## Challenge a
Rewrite the part of the passage about the laundry photograph starting with "Inside the place" and going on through "a welcome diversion.", replacing "steam engine" with "water wheel".

## Passage given
We are sometime in the summer of 1910 and judging by the collection of young people I think it must be dinner time.
A few are young enough to be at school but four at least of the central group will have been working.
And I think they will have been on their lunch break from the laundry. This was the Pasley later renamed the Queen and Pasley on Crescent Road.*
It opened in 1893, and at one point employed 50 staff. It was along with the brick works the closest we came to being industrial.
Inside the place which survived into the 1980s, all the washing machines were belt driven by a huge steam engine and the laundry was the first to install the “float-iron system” which consisted of the multiple roller pressing machines. This was 15 feet wide and 15 feet long and “was a mass production ironing machine, with delicately poised rollers. You could put a shirt with pearl buttons on it and it wouldn’t leave a mark.”**
So with the noise, steam, and general hubbub I guess posing for the camera outside the lych gate was a welcome diversion.
Now it is impossible to know who any of them were, but I rather think the young man standing with his arms folded might just be Arthur Higginbotham who would have been 15 and was the son of one of our local farmers.
The Higginbotham’s had been here since the 1840s and lived in the farmhouse almost opposite the church yard.
Someone very similar crops up in other pictures from the time riding a horse and while it is speculation it makes sense that this was Arthur rather than another employee of the Queen and Pasley, for I doubt they would have had a lad with a horse or likewise allowed their own horse to be ridden without a saddle through the village.
So on that hot summer’s day Arthur may have taken time out from the farm and strolled across to join the crowd. I rather expect he knew all of the others there and like them enjoyed the novelty of having a photograph taken. Just how much of a novelty can be gauged in the mix of poses.
There at the centre are the confident ones staring back at the camera with arms folded and hands on hips.
And then there are those who peer back a little unsure of the pose to strike. The boy with his hands in his pockets the girls with the basket one of whom is craning her neck to see what is going on.

## Boxed element entries
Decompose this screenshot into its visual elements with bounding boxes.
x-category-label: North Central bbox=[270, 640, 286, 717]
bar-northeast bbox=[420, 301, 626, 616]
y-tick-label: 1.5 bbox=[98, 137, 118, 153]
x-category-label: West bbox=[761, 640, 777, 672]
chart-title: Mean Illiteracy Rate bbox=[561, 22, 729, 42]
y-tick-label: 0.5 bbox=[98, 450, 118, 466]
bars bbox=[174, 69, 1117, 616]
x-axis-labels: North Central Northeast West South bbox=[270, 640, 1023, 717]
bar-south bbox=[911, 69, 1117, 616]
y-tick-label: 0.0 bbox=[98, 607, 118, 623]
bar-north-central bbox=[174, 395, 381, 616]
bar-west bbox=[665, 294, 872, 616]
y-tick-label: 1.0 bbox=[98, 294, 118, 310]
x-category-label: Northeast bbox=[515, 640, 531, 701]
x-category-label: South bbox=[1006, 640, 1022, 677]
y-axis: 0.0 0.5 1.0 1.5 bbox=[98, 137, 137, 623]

## Challenge b
Which lines of the records contain the string "category"? Select and copy each one, treating case as significant.

## Full solution a
Inside the place which survived into the 1980s, all the washing machines were belt driven by a huge water wheel and the laundry was the first to install the “float-iron system” which consisted of the multiple roller pressing machines. This was 15 feet wide and 15 feet long and “was a mass production ironing machine, with delicately poised rollers. You could put a shirt with pearl buttons on it and it wouldn’t leave a mark.”**
So with the noise, steam, and general hubbub I guess posing for the camera outside the lych gate was a welcome diversion.

## Full solution b
x-category-label: North Central bbox=[270, 640, 286, 717]
x-category-label: West bbox=[761, 640, 777, 672]
x-category-label: Northeast bbox=[515, 640, 531, 701]
x-category-label: South bbox=[1006, 640, 1022, 677]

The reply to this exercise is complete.